(Collected data)
****************

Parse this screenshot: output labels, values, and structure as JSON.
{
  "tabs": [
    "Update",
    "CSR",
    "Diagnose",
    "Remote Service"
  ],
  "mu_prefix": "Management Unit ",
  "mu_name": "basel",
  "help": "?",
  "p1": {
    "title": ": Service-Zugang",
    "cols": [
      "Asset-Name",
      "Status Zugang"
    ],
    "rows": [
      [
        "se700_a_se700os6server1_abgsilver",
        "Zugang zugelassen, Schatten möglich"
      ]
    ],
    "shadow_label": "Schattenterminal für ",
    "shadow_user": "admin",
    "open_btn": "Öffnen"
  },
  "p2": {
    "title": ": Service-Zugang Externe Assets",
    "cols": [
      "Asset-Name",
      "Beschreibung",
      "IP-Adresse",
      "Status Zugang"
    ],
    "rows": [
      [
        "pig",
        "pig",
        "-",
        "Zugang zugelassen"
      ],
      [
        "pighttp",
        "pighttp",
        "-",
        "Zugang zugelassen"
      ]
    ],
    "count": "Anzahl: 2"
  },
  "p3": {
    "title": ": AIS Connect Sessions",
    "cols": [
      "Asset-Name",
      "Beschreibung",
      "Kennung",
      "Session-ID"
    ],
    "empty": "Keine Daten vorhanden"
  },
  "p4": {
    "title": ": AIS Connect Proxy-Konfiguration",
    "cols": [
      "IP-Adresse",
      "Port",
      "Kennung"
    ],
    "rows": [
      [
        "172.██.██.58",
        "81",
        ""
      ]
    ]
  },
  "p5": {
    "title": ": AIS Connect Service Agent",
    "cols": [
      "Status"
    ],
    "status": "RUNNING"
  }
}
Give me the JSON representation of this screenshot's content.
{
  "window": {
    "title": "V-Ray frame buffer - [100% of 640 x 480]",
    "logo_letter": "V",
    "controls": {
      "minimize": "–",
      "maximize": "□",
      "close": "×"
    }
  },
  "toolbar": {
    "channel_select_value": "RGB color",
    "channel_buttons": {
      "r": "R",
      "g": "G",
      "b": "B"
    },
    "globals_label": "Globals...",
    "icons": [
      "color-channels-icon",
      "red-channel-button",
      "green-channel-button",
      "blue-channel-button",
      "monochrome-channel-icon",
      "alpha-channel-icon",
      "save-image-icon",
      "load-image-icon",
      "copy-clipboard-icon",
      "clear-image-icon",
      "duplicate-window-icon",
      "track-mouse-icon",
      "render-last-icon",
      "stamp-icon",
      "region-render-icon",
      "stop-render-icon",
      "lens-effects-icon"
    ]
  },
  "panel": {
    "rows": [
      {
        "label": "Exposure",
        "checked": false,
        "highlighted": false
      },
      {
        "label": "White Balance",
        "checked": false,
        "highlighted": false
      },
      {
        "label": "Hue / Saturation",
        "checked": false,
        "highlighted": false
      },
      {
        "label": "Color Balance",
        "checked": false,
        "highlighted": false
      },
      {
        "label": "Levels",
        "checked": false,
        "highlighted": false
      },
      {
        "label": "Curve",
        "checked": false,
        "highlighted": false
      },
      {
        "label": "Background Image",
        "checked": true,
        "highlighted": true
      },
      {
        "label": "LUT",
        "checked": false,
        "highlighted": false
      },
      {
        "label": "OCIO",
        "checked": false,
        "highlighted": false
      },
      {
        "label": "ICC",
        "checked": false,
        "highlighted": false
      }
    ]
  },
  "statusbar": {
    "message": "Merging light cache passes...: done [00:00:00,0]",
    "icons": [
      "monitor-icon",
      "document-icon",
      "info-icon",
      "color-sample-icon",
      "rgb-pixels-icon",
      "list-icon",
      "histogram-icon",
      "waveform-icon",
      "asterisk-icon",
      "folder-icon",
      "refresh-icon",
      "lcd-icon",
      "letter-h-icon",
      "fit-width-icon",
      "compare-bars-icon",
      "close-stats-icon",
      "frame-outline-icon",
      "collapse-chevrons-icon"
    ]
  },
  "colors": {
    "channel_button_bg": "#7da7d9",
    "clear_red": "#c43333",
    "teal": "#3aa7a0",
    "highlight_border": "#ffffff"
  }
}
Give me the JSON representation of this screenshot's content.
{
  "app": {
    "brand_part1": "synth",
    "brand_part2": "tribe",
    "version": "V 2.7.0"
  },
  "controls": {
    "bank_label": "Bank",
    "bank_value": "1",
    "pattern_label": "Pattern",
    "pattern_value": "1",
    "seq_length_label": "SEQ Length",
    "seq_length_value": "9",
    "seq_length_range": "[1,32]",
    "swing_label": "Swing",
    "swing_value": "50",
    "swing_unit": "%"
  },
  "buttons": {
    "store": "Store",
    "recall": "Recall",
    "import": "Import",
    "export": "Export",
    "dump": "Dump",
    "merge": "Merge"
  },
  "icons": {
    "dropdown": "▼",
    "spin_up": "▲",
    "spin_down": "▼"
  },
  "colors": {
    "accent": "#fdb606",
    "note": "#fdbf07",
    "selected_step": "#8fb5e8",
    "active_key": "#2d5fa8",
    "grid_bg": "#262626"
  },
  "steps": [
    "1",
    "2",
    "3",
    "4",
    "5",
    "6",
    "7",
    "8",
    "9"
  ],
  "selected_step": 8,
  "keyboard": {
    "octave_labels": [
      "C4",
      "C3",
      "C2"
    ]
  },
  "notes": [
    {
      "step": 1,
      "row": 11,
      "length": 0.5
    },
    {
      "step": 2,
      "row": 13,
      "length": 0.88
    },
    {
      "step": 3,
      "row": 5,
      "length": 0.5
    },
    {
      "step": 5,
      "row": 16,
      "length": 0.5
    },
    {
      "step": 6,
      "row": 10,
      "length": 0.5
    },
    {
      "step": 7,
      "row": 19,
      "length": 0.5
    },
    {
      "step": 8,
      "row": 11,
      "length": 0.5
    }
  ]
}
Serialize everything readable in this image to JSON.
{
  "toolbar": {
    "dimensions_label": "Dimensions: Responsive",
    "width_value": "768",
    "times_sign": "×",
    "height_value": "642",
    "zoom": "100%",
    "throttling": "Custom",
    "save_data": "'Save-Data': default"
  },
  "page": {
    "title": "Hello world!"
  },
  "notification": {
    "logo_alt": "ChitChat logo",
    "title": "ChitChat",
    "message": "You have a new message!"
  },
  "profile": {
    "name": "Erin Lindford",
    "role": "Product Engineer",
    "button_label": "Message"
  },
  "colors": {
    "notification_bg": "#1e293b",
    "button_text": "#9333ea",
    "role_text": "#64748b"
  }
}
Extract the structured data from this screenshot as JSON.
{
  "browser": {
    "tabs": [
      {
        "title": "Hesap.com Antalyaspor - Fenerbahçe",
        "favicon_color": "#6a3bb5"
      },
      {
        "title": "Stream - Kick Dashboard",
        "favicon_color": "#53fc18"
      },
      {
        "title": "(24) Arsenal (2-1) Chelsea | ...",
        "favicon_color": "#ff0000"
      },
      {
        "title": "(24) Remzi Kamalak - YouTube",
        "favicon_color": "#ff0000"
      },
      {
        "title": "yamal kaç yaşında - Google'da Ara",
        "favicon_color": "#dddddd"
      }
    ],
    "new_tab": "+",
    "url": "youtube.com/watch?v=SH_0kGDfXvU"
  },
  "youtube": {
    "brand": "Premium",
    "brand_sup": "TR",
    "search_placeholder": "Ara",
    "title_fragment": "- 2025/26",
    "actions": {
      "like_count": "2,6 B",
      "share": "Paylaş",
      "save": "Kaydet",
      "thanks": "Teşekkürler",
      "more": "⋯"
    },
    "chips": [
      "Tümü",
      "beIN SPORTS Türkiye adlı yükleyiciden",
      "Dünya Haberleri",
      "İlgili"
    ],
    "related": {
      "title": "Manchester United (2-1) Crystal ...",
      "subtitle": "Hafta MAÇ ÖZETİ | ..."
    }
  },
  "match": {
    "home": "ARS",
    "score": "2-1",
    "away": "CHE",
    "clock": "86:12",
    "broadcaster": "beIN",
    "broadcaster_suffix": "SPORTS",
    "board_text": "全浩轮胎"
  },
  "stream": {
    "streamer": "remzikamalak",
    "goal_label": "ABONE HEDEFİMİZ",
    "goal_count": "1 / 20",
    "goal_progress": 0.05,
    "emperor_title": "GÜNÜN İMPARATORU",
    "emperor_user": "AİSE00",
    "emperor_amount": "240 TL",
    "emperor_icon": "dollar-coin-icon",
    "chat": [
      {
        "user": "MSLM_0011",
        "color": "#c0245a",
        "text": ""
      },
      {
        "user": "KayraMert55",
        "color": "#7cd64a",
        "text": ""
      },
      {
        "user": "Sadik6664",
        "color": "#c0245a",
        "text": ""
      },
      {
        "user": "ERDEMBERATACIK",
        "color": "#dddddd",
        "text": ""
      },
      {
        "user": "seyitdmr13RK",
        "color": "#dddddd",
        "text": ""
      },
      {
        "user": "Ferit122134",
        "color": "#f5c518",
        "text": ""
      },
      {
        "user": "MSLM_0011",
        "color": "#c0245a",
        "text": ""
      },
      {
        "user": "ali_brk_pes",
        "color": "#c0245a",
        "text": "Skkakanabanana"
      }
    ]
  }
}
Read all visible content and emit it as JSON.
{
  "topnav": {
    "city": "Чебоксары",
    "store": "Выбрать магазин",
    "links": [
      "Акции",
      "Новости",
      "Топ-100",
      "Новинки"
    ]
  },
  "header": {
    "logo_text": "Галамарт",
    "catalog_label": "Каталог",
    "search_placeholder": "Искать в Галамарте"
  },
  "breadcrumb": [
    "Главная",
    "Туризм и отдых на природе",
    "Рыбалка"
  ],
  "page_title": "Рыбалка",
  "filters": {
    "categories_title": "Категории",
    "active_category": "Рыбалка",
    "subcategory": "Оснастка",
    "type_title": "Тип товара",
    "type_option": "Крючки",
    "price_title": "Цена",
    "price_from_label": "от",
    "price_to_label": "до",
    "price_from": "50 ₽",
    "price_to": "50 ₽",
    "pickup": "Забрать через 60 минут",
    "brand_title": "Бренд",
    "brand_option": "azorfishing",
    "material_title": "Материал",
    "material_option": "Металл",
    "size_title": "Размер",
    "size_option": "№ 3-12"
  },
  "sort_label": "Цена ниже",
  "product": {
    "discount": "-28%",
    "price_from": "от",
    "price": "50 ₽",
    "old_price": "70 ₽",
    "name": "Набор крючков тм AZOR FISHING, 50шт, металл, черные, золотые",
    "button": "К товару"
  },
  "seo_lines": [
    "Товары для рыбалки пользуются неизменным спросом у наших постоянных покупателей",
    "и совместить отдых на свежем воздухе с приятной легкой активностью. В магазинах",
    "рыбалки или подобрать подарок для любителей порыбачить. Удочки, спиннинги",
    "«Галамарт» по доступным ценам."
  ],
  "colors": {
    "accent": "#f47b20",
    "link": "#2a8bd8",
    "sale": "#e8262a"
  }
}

****************

# [Exercise goal]
State how many lines hold the word "JSON". The number is the whole answer.

# [Result for this exercise]
6